# THE PROBLEM:
Look through the records below, count the lines with the word "Michigan", and reply with only the number.

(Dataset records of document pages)
↓↓↓

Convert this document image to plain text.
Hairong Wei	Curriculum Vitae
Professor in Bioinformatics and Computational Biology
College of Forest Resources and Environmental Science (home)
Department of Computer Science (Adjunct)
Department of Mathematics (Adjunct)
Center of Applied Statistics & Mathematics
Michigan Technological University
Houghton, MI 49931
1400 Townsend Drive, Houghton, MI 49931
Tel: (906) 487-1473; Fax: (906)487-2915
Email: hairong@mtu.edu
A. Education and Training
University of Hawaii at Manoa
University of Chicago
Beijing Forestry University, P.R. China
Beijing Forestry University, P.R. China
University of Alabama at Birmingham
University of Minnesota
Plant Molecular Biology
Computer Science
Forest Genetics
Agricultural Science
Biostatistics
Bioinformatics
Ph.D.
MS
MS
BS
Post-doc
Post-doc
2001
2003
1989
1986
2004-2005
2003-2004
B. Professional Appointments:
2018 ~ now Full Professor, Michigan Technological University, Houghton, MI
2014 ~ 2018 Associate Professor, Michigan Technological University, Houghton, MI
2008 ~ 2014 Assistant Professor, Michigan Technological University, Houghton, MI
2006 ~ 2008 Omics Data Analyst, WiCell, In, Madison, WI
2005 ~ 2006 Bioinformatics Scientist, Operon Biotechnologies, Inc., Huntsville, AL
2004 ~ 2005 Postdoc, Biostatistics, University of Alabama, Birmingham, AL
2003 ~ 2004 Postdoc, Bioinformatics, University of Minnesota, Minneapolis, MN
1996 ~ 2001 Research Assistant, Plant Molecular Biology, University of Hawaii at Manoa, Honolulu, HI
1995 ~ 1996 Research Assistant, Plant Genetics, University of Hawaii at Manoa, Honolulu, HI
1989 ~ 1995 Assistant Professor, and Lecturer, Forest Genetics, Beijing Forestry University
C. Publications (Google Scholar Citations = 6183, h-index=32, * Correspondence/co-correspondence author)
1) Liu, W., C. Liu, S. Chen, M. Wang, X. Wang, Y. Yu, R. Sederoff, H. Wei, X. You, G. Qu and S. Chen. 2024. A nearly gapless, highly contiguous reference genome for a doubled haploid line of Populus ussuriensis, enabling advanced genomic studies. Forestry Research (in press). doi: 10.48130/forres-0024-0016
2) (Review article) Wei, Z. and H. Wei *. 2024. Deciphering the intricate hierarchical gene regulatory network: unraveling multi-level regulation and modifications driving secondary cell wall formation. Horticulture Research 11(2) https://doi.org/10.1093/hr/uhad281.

↑↑↑

# OUTPUT:
4